* [What needs to be done] Reprint the entries from the line containing "Output each element" through the line containing "589, 1024, 645]", inclusive, switching "Crítica" to "Reseña" and keeping everything else the same. Leave out the pictures.

* [Data shown]
----------
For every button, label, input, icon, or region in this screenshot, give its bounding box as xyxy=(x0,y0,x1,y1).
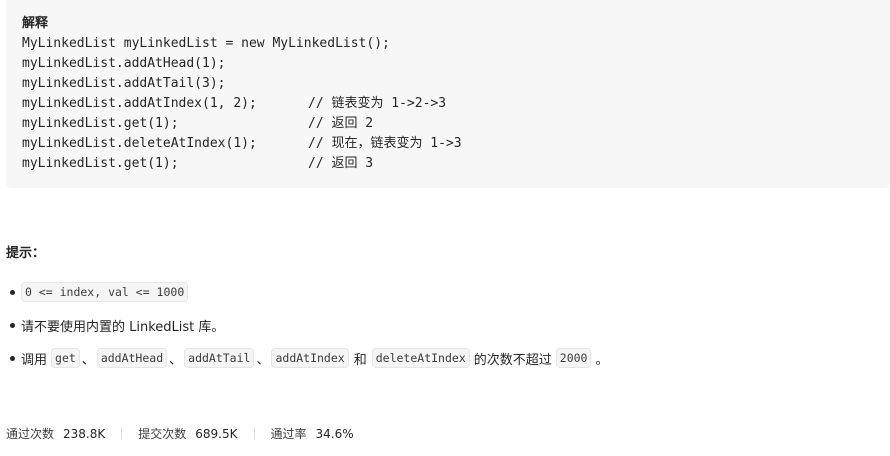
----------
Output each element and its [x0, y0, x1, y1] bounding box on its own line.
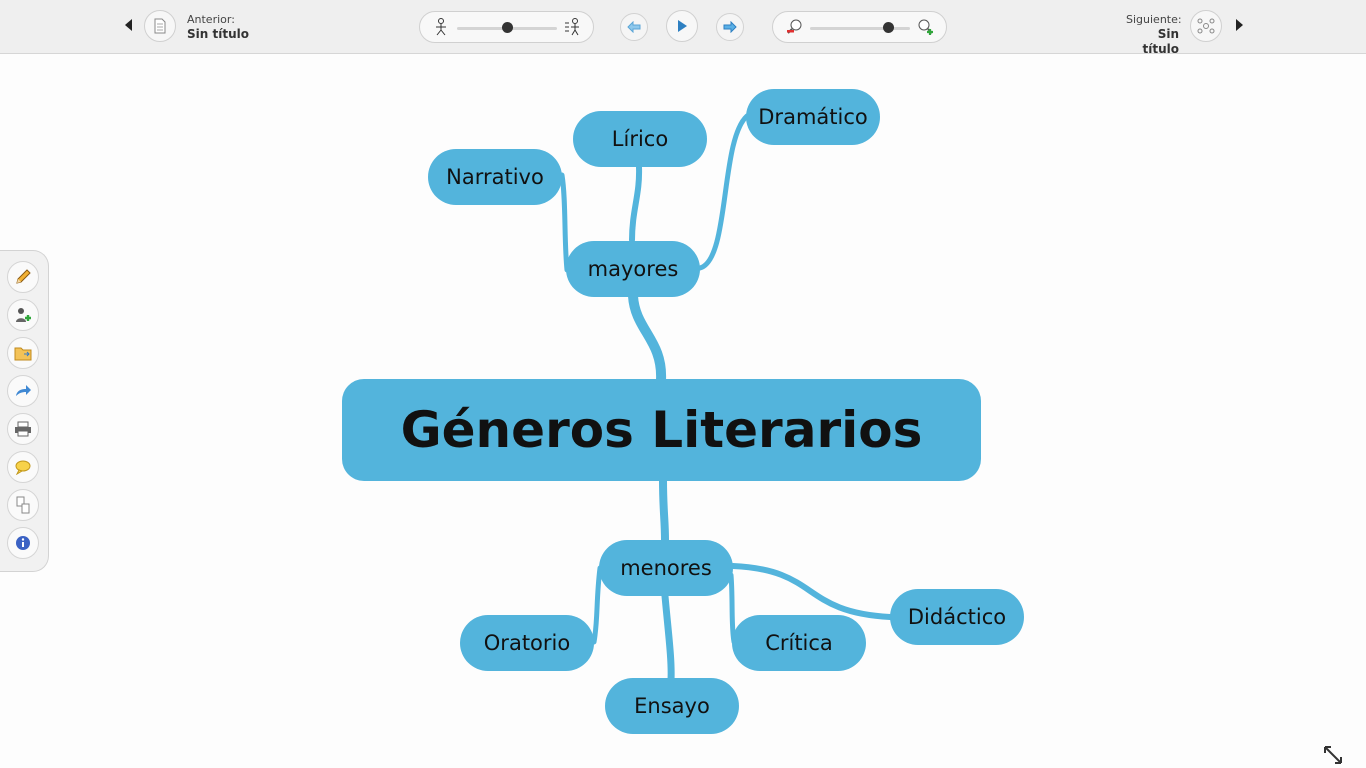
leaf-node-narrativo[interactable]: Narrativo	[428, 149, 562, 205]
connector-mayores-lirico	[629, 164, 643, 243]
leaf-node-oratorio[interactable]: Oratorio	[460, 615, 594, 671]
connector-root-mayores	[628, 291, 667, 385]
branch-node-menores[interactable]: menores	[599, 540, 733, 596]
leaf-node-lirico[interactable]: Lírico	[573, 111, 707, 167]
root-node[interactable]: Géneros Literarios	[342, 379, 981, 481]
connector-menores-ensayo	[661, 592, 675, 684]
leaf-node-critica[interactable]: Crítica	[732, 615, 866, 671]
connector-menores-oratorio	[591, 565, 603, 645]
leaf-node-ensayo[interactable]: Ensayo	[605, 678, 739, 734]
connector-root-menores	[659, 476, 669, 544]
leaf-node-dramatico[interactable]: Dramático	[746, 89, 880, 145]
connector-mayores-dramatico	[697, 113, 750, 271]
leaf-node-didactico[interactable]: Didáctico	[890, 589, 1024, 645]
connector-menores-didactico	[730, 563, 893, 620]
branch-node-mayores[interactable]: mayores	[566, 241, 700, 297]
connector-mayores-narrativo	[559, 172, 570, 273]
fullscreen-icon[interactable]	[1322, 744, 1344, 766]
----------
* [Worked solution]
Output each element and its [x0, y0, x1, y1] bounding box on its own line.
leaf-node-narrativo[interactable]: Narrativo	[428, 149, 562, 205]
connector-mayores-lirico	[629, 164, 643, 243]
leaf-node-oratorio[interactable]: Oratorio	[460, 615, 594, 671]
connector-root-mayores	[628, 291, 667, 385]
branch-node-menores[interactable]: menores	[599, 540, 733, 596]
leaf-node-lirico[interactable]: Lírico	[573, 111, 707, 167]
root-node[interactable]: Géneros Literarios	[342, 379, 981, 481]
connector-menores-ensayo	[661, 592, 675, 684]
leaf-node-critica[interactable]: Reseña	[732, 615, 866, 671]
connector-menores-oratorio	[591, 565, 603, 645]
leaf-node-ensayo[interactable]: Ensayo	[605, 678, 739, 734]
connector-root-menores	[659, 476, 669, 544]
leaf-node-dramatico[interactable]: Dramático	[746, 89, 880, 145]
connector-mayores-dramatico	[697, 113, 750, 271]
leaf-node-didactico[interactable]: Didáctico	[890, 589, 1024, 645]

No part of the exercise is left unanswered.